Do this: Each entry must be given again exactly; images do not belong in the copy.

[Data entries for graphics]
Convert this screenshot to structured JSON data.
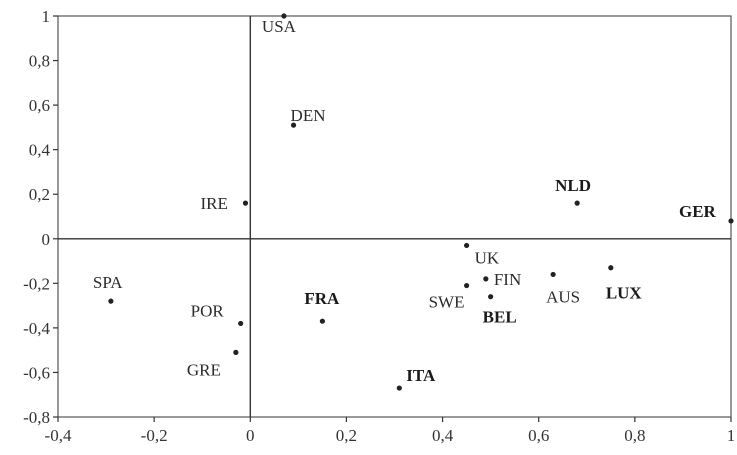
{
  "chart_data": {
    "type": "scatter",
    "title": "",
    "xlabel": "",
    "ylabel": "",
    "xlim": [
      -0.4,
      1
    ],
    "ylim": [
      -0.8,
      1
    ],
    "x_ticks": [
      "-0,4",
      "-0,2",
      "0",
      "0,2",
      "0,4",
      "0,6",
      "0,8",
      "1"
    ],
    "y_ticks": [
      "1",
      "0,8",
      "0,6",
      "0,4",
      "0,2",
      "0",
      "-0,2",
      "-0,4",
      "-0,6",
      "-0,8"
    ],
    "grid": false,
    "points": [
      {
        "label": "USA",
        "x": 0.07,
        "y": 1.0,
        "bold": false
      },
      {
        "label": "DEN",
        "x": 0.09,
        "y": 0.51,
        "bold": false
      },
      {
        "label": "IRE",
        "x": -0.01,
        "y": 0.16,
        "bold": false
      },
      {
        "label": "NLD",
        "x": 0.68,
        "y": 0.16,
        "bold": true
      },
      {
        "label": "GER",
        "x": 1.0,
        "y": 0.08,
        "bold": true
      },
      {
        "label": "UK",
        "x": 0.45,
        "y": -0.03,
        "bold": false
      },
      {
        "label": "FIN",
        "x": 0.49,
        "y": -0.18,
        "bold": false
      },
      {
        "label": "SWE",
        "x": 0.45,
        "y": -0.21,
        "bold": false
      },
      {
        "label": "BEL",
        "x": 0.5,
        "y": -0.26,
        "bold": true
      },
      {
        "label": "AUS",
        "x": 0.63,
        "y": -0.16,
        "bold": false
      },
      {
        "label": "LUX",
        "x": 0.75,
        "y": -0.13,
        "bold": true
      },
      {
        "label": "SPA",
        "x": -0.29,
        "y": -0.28,
        "bold": false
      },
      {
        "label": "POR",
        "x": -0.02,
        "y": -0.38,
        "bold": false
      },
      {
        "label": "FRA",
        "x": 0.15,
        "y": -0.37,
        "bold": true
      },
      {
        "label": "GRE",
        "x": -0.03,
        "y": -0.51,
        "bold": false
      },
      {
        "label": "ITA",
        "x": 0.31,
        "y": -0.67,
        "bold": true
      }
    ]
  }
}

Output for this exercise:
Convert this screenshot to structured JSON data.
{
  "chart_data": {
    "type": "scatter",
    "title": "",
    "xlabel": "",
    "ylabel": "",
    "xlim": [
      -0.4,
      1
    ],
    "ylim": [
      -0.8,
      1
    ],
    "x_ticks": [
      "-0,4",
      "-0,2",
      "0",
      "0,2",
      "0,4",
      "0,6",
      "0,8",
      "1"
    ],
    "y_ticks": [
      "1",
      "0,8",
      "0,6",
      "0,4",
      "0,2",
      "0",
      "-0,2",
      "-0,4",
      "-0,6",
      "-0,8"
    ],
    "grid": false,
    "points": [
      {
        "label": "USA",
        "x": 0.07,
        "y": 1.0,
        "bold": false
      },
      {
        "label": "DEN",
        "x": 0.09,
        "y": 0.51,
        "bold": false
      },
      {
        "label": "IRE",
        "x": -0.01,
        "y": 0.16,
        "bold": false
      },
      {
        "label": "NLD",
        "x": 0.68,
        "y": 0.16,
        "bold": true
      },
      {
        "label": "GER",
        "x": 1.0,
        "y": 0.08,
        "bold": true
      },
      {
        "label": "UK",
        "x": 0.45,
        "y": -0.03,
        "bold": false
      },
      {
        "label": "FIN",
        "x": 0.49,
        "y": -0.18,
        "bold": false
      },
      {
        "label": "SWE",
        "x": 0.45,
        "y": -0.21,
        "bold": false
      },
      {
        "label": "BEL",
        "x": 0.5,
        "y": -0.26,
        "bold": true
      },
      {
        "label": "AUS",
        "x": 0.63,
        "y": -0.16,
        "bold": false
      },
      {
        "label": "LUX",
        "x": 0.75,
        "y": -0.13,
        "bold": true
      },
      {
        "label": "SPA",
        "x": -0.29,
        "y": -0.28,
        "bold": false
      },
      {
        "label": "POR",
        "x": -0.02,
        "y": -0.38,
        "bold": false
      },
      {
        "label": "FRA",
        "x": 0.15,
        "y": -0.37,
        "bold": true
      },
      {
        "label": "GRE",
        "x": -0.03,
        "y": -0.51,
        "bold": false
      },
      {
        "label": "ITA",
        "x": 0.31,
        "y": -0.67,
        "bold": true
      }
    ]
  }
}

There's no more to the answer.